### Data entries
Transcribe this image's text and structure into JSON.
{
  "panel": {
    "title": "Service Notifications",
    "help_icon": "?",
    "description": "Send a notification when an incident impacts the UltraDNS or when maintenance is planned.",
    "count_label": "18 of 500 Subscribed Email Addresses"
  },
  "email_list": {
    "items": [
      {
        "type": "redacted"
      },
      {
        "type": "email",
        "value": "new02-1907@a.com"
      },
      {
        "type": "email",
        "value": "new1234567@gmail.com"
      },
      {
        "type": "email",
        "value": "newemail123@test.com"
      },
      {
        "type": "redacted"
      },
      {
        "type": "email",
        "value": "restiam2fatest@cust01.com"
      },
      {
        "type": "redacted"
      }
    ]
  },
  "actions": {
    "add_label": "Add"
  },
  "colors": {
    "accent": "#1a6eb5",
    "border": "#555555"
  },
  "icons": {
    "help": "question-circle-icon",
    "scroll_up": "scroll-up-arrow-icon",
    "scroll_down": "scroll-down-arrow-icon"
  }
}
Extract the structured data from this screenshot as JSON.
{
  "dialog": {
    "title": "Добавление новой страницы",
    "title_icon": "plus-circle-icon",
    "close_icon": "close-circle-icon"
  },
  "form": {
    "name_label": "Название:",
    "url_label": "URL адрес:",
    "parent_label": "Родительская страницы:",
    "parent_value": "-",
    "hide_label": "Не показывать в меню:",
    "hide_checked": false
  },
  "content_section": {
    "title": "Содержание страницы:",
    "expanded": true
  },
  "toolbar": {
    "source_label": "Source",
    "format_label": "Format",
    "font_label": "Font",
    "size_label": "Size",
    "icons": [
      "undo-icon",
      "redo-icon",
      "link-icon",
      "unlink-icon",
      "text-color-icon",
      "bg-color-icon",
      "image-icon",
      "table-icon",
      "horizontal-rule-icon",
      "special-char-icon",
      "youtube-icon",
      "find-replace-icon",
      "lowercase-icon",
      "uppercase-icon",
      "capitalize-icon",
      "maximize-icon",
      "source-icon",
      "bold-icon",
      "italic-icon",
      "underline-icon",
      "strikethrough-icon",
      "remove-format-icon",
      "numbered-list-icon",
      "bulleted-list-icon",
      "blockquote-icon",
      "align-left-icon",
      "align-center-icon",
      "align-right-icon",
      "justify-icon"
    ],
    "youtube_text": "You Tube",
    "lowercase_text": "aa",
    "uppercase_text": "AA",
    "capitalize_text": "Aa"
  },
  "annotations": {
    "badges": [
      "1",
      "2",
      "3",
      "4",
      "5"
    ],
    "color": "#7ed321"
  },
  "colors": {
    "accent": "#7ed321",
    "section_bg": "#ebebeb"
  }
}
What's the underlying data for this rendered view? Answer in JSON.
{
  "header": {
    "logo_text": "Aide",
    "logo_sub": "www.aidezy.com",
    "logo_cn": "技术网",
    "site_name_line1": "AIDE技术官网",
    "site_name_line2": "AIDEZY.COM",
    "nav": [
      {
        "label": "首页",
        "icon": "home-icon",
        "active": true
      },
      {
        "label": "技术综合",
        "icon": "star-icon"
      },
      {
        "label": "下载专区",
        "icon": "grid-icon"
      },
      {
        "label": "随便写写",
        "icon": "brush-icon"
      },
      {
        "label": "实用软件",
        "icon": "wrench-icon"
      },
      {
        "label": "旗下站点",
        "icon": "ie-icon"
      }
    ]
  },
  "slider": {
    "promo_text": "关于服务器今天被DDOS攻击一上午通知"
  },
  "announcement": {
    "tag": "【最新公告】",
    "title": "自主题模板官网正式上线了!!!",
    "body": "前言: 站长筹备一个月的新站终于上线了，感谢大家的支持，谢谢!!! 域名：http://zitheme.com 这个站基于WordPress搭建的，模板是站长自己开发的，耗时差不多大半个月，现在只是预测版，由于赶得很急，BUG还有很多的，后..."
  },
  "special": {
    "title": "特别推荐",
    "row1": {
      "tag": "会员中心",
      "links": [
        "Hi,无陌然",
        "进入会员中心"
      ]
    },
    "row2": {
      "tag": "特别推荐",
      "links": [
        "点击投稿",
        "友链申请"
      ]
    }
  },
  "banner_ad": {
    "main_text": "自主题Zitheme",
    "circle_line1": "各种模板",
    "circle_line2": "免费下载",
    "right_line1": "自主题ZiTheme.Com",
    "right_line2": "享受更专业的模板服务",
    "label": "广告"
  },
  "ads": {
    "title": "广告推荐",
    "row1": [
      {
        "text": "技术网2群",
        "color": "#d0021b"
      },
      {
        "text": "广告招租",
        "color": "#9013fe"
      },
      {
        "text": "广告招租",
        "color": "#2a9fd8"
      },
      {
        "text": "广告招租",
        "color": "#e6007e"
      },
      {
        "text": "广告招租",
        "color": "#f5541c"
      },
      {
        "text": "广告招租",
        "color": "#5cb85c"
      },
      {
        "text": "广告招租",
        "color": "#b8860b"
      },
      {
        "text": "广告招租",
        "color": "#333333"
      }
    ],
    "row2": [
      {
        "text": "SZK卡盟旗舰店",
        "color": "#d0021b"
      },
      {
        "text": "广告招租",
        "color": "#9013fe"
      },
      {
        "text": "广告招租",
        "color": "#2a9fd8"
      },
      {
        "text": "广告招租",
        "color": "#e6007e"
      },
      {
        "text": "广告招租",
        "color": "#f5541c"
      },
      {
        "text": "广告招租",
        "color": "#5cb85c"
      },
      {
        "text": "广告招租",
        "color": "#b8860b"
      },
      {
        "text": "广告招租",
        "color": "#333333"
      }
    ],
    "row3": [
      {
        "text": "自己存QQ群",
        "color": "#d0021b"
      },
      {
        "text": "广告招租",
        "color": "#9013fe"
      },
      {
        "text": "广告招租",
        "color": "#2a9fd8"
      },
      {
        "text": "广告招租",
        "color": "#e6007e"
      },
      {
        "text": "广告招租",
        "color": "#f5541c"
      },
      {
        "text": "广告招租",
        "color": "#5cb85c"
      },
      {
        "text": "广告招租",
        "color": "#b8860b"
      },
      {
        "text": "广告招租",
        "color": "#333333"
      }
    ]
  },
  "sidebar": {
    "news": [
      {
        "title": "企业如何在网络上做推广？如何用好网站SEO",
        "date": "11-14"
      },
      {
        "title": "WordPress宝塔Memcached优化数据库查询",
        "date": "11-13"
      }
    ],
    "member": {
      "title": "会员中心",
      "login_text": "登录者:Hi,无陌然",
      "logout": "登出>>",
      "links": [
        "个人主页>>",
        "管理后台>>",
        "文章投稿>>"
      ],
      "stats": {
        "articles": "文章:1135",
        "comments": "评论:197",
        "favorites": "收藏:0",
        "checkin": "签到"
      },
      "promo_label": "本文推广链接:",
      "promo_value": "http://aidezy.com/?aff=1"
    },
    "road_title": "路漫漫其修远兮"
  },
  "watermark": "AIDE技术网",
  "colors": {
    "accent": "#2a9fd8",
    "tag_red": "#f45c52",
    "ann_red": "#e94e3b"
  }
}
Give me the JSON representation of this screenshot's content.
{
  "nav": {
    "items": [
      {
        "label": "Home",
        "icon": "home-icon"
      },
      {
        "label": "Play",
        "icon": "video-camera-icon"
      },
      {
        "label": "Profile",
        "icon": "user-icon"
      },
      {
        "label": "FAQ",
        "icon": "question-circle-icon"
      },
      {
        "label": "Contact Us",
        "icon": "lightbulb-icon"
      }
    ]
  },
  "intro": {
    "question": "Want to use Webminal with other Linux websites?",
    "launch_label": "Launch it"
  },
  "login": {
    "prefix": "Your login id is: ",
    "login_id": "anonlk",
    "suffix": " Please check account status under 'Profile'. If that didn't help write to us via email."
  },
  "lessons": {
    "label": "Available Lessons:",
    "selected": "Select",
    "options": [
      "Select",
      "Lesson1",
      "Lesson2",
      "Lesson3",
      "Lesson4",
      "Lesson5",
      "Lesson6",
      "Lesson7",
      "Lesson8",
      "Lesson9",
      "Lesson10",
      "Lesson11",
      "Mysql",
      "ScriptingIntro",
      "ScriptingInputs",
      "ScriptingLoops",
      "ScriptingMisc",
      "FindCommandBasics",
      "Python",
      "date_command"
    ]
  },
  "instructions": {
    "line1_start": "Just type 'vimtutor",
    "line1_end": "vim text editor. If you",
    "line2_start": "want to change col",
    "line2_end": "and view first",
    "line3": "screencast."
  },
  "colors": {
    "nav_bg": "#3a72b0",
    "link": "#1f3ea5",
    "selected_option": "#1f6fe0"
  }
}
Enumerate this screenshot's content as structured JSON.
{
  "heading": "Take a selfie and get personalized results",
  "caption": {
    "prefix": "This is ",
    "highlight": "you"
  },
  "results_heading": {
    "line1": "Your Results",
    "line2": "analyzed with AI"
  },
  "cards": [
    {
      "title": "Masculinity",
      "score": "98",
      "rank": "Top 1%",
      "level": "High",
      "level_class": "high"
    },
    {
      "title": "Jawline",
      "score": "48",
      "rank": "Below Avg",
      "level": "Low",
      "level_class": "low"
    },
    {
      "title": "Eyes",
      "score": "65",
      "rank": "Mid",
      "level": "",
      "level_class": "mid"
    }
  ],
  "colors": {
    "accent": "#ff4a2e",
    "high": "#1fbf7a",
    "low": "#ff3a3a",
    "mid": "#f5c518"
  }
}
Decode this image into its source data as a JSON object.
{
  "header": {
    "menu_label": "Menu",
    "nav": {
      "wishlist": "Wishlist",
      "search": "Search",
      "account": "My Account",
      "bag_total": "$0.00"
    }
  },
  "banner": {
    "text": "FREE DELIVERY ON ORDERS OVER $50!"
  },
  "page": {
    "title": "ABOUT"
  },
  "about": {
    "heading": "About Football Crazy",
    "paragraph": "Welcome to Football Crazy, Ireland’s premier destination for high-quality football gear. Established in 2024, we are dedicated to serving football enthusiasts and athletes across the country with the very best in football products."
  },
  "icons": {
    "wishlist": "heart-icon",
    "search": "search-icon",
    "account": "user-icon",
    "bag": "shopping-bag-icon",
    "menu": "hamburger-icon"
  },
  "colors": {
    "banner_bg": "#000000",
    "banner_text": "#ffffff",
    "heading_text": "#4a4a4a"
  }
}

### Required work
Pull out each line of the entries that contains "into".

### Exercise solution
Transcribe this image's text and structure into JSON.
Decode this image into its source data as a JSON object.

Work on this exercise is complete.